What to produce
Transcribe the records below in full; pictures stay out of the copy.
----
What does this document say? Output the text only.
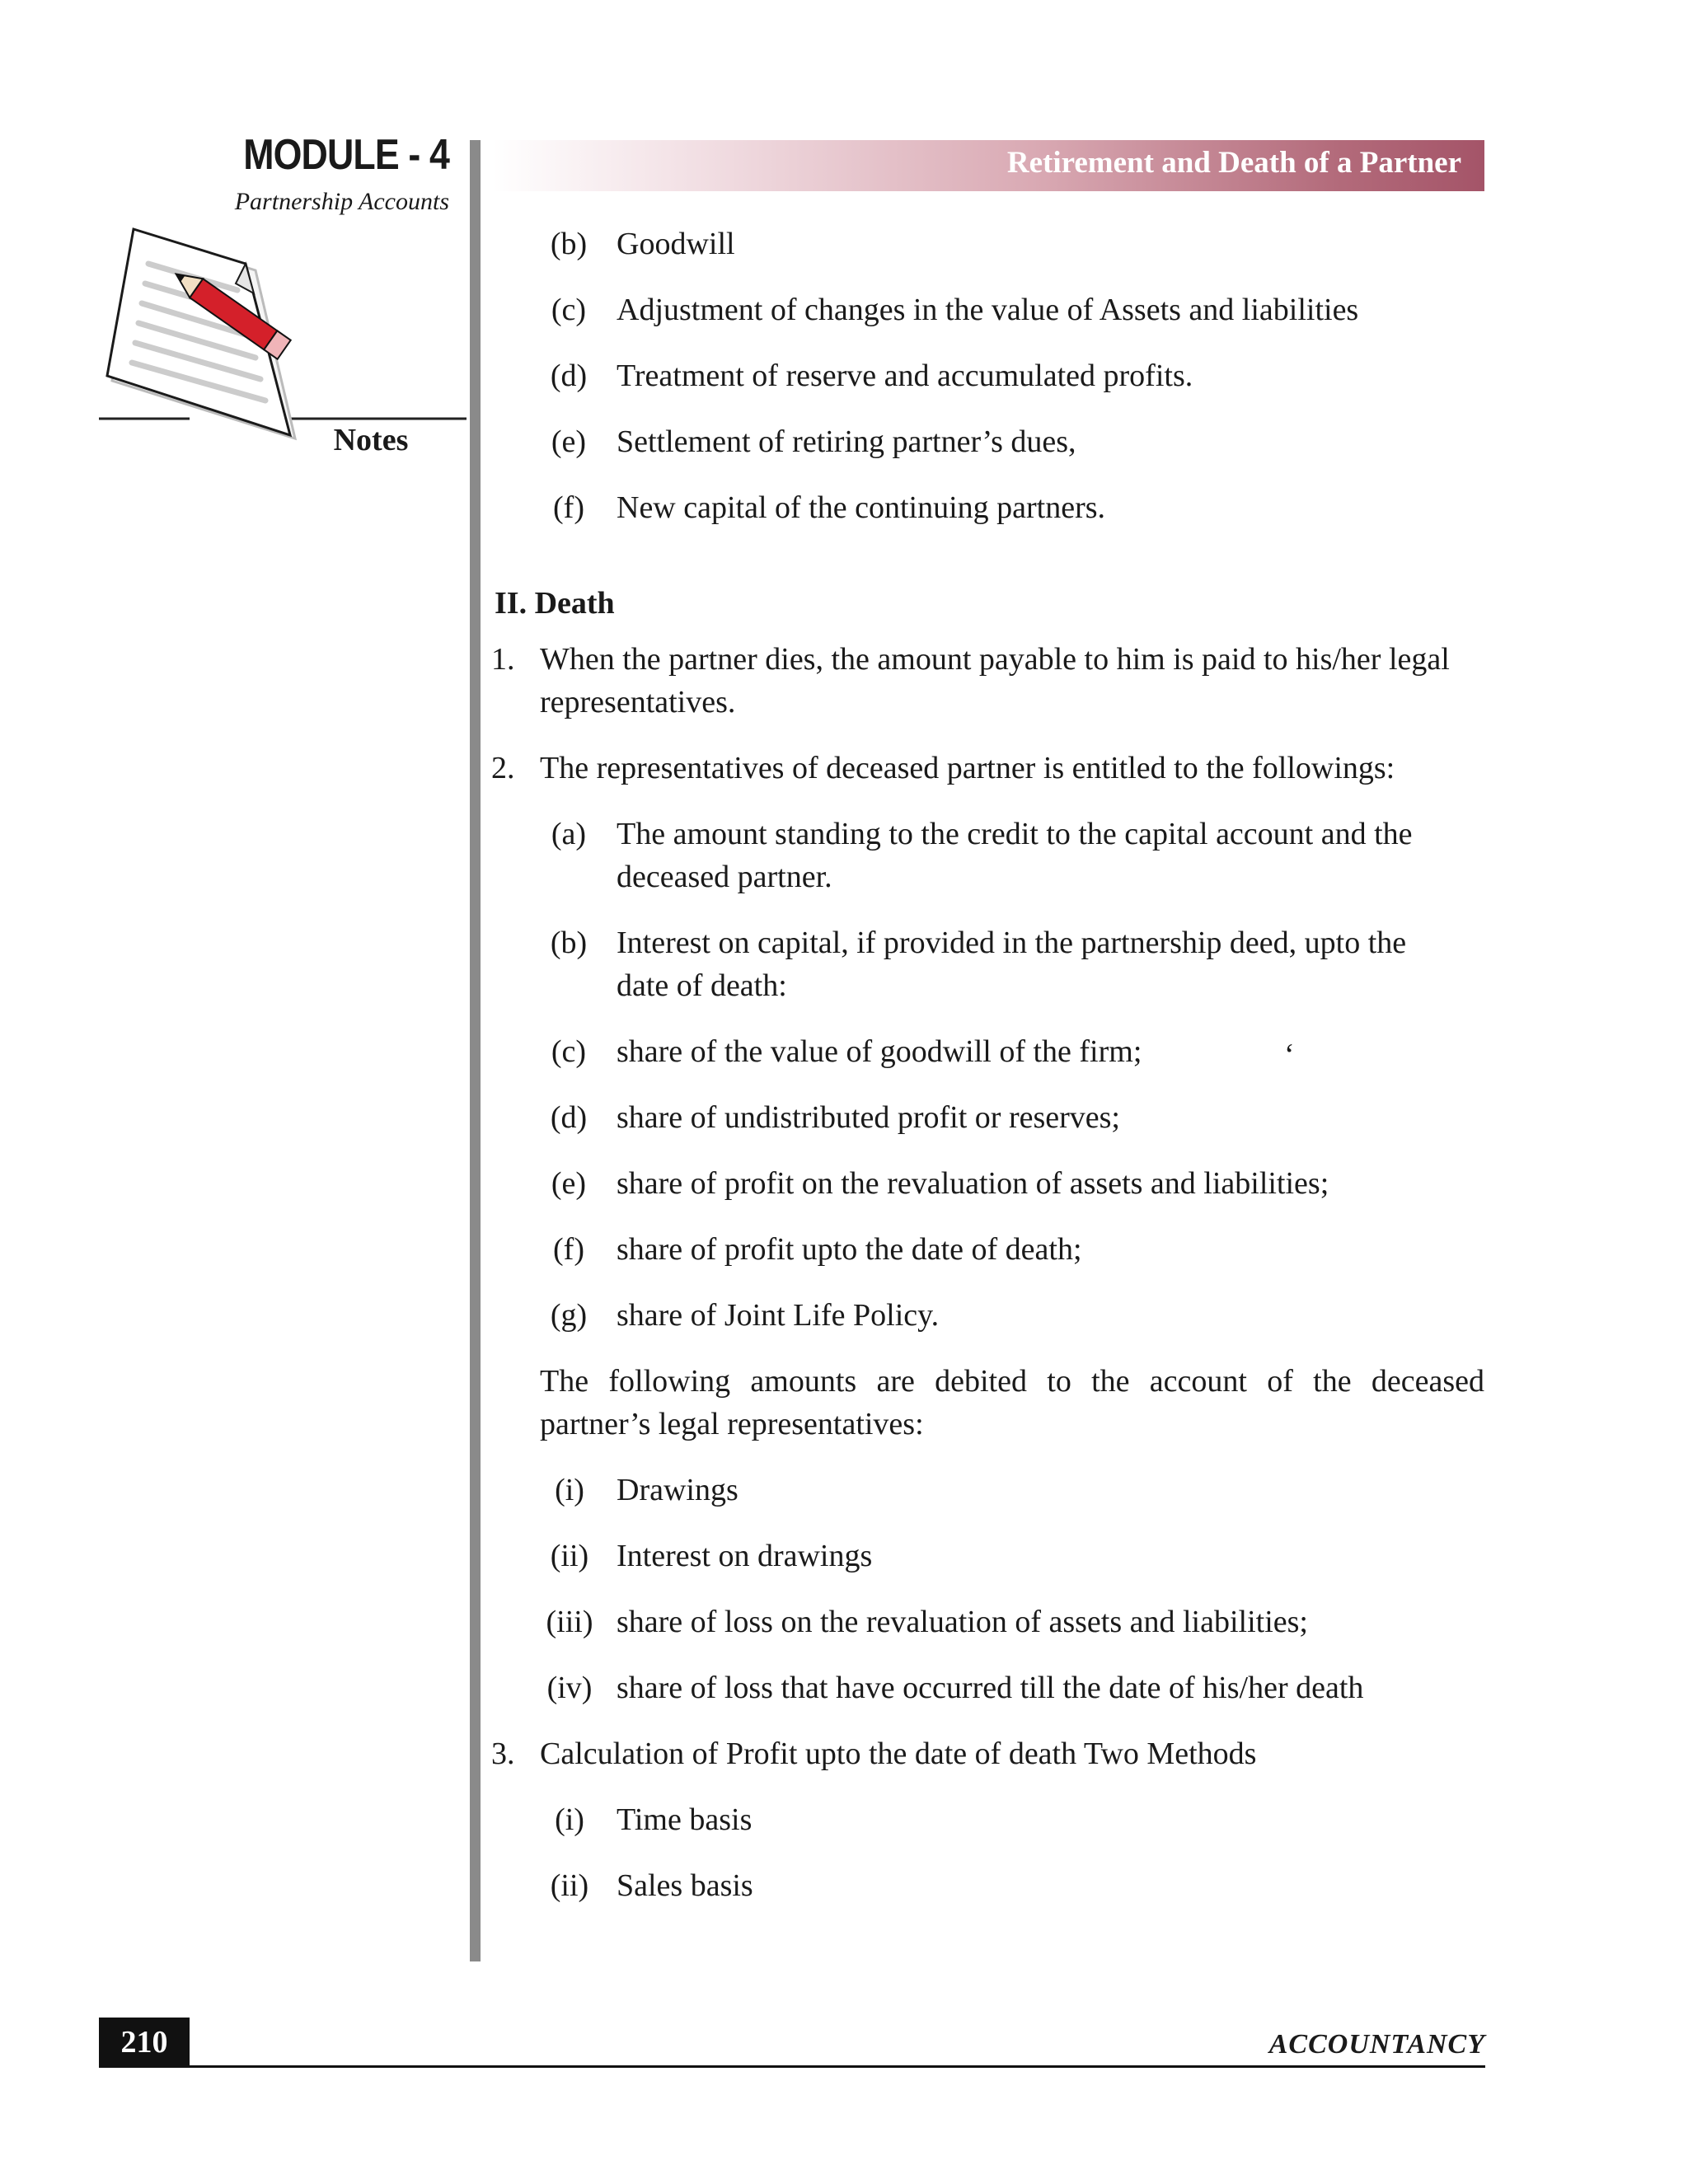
MODULE - 4
Partnership Accounts
Notes
Retirement and Death of a Partner
(b) Goodwill
(c) Adjustment of changes in the value of Assets and liabilities
(d) Treatment of reserve and accumulated profits.
(e) Settlement of retiring partner’s dues,
(f)	New capital of the continuing partners.
II. Death
1. When the partner dies, the amount payable to him is paid to his/her legal
representatives.
2. The representatives of deceased partner is entitled to the followings:
(a) The amount standing to the credit to the capital account and the
deceased partner.
(b) Interest on capital, if provided in the partnership deed, upto the
date of death:
(c) share of the value of goodwill of the firm;	‘
(d) share of undistributed profit or reserves;
(e) share of profit on the revaluation of assets and liabilities;
(f)	share of profit upto the date of death;
(g) share of Joint Life Policy.
The following amounts are debited to the account of the deceased
partner’s legal representatives:
(i)	Drawings
(ii) Interest on drawings
(iii) share of loss on the revaluation of assets and liabilities;
(iv) share of loss that have occurred till the date of his/her death
3. Calculation of Profit upto the date of death Two Methods
(i)	Time basis
(ii) Sales basis
210	ACCOUNTANCY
----
Result for this task
What does this document say? Output the text only.
MODULE - 4
Partnership Accounts
Notes
Retirement and Death of a Partner
(b) Goodwill
(c) Adjustment of changes in the value of Assets and liabilities
(d) Treatment of reserve and accumulated profits.
(e) Settlement of retiring partner’s dues,
(f)	New capital of the continuing partners.
II. Death
1. When the partner dies, the amount payable to him is paid to his/her legal
representatives.
2. The representatives of deceased partner is entitled to the followings:
(a) The amount standing to the credit to the capital account and the
deceased partner.
(b) Interest on capital, if provided in the partnership deed, upto the
date of death:
(c) share of the value of goodwill of the firm;	‘
(d) share of undistributed profit or reserves;
(e) share of profit on the revaluation of assets and liabilities;
(f)	share of profit upto the date of death;
(g) share of Joint Life Policy.
The following amounts are debited to the account of the deceased
partner’s legal representatives:
(i)	Drawings
(ii) Interest on drawings
(iii) share of loss on the revaluation of assets and liabilities;
(iv) share of loss that have occurred till the date of his/her death
3. Calculation of Profit upto the date of death Two Methods
(i)	Time basis
(ii) Sales basis
210	ACCOUNTANCY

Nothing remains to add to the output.